WHAT THE EXERCISE ASKS:
Without skipping anything, write out each record below exactly.

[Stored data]
____
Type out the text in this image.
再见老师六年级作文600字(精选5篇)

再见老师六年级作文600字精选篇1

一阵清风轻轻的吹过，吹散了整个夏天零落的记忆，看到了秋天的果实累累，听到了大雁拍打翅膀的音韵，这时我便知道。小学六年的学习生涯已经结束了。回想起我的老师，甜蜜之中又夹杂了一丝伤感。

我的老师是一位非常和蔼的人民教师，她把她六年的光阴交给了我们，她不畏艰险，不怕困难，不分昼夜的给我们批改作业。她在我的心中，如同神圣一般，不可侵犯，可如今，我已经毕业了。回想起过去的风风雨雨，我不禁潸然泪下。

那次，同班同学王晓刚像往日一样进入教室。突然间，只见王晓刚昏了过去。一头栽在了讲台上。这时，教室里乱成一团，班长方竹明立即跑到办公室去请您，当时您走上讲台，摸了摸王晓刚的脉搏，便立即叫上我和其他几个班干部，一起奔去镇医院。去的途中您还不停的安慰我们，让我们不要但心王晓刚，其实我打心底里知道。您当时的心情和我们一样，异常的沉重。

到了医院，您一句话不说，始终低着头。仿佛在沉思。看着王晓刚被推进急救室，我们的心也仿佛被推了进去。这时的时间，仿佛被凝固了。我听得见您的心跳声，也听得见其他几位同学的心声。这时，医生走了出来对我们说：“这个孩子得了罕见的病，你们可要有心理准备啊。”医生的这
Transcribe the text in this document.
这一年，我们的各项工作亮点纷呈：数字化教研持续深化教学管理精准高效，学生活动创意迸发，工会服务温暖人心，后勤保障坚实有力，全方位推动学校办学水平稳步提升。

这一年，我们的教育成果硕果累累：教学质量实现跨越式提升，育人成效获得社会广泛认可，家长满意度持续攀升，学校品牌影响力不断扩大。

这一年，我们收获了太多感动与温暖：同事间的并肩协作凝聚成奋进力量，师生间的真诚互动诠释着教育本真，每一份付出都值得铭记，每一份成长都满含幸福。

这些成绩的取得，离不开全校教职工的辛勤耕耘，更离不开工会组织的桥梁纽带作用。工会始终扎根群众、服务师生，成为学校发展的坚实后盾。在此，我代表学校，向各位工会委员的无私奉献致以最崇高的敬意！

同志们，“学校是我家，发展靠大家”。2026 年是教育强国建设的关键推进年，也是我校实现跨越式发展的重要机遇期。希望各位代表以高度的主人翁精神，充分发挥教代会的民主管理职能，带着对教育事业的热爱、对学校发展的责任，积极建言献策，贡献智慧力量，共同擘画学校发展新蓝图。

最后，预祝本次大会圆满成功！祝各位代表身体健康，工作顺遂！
____
SOLVED EXERCISE:
Type out the text in this image.
再见老师六年级作文600字(精选5篇)

再见老师六年级作文600字精选篇1

一阵清风轻轻的吹过，吹散了整个夏天零落的记忆，看到了秋天的果实累累，听到了大雁拍打翅膀的音韵，这时我便知道。小学六年的学习生涯已经结束了。回想起我的老师，甜蜜之中又夹杂了一丝伤感。

我的老师是一位非常和蔼的人民教师，她把她六年的光阴交给了我们，她不畏艰险，不怕困难，不分昼夜的给我们批改作业。她在我的心中，如同神圣一般，不可侵犯，可如今，我已经毕业了。回想起过去的风风雨雨，我不禁潸然泪下。

那次，同班同学王晓刚像往日一样进入教室。突然间，只见王晓刚昏了过去。一头栽在了讲台上。这时，教室里乱成一团，班长方竹明立即跑到办公室去请您，当时您走上讲台，摸了摸王晓刚的脉搏，便立即叫上我和其他几个班干部，一起奔去镇医院。去的途中您还不停的安慰我们，让我们不要但心王晓刚，其实我打心底里知道。您当时的心情和我们一样，异常的沉重。

到了医院，您一句话不说，始终低着头。仿佛在沉思。看着王晓刚被推进急救室，我们的心也仿佛被推了进去。这时的时间，仿佛被凝固了。我听得见您的心跳声，也听得见其他几位同学的心声。这时，医生走了出来对我们说：“这个孩子得了罕见的病，你们可要有心理准备啊。”医生的这
Transcribe the text in this document.
这一年，我们的各项工作亮点纷呈：数字化教研持续深化教学管理精准高效，学生活动创意迸发，工会服务温暖人心，后勤保障坚实有力，全方位推动学校办学水平稳步提升。

这一年，我们的教育成果硕果累累：教学质量实现跨越式提升，育人成效获得社会广泛认可，家长满意度持续攀升，学校品牌影响力不断扩大。

这一年，我们收获了太多感动与温暖：同事间的并肩协作凝聚成奋进力量，师生间的真诚互动诠释着教育本真，每一份付出都值得铭记，每一份成长都满含幸福。

这些成绩的取得，离不开全校教职工的辛勤耕耘，更离不开工会组织的桥梁纽带作用。工会始终扎根群众、服务师生，成为学校发展的坚实后盾。在此，我代表学校，向各位工会委员的无私奉献致以最崇高的敬意！

同志们，“学校是我家，发展靠大家”。2026 年是教育强国建设的关键推进年，也是我校实现跨越式发展的重要机遇期。希望各位代表以高度的主人翁精神，充分发挥教代会的民主管理职能，带着对教育事业的热爱、对学校发展的责任，积极建言献策，贡献智慧力量，共同擘画学校发展新蓝图。

最后，预祝本次大会圆满成功！祝各位代表身体健康，工作顺遂！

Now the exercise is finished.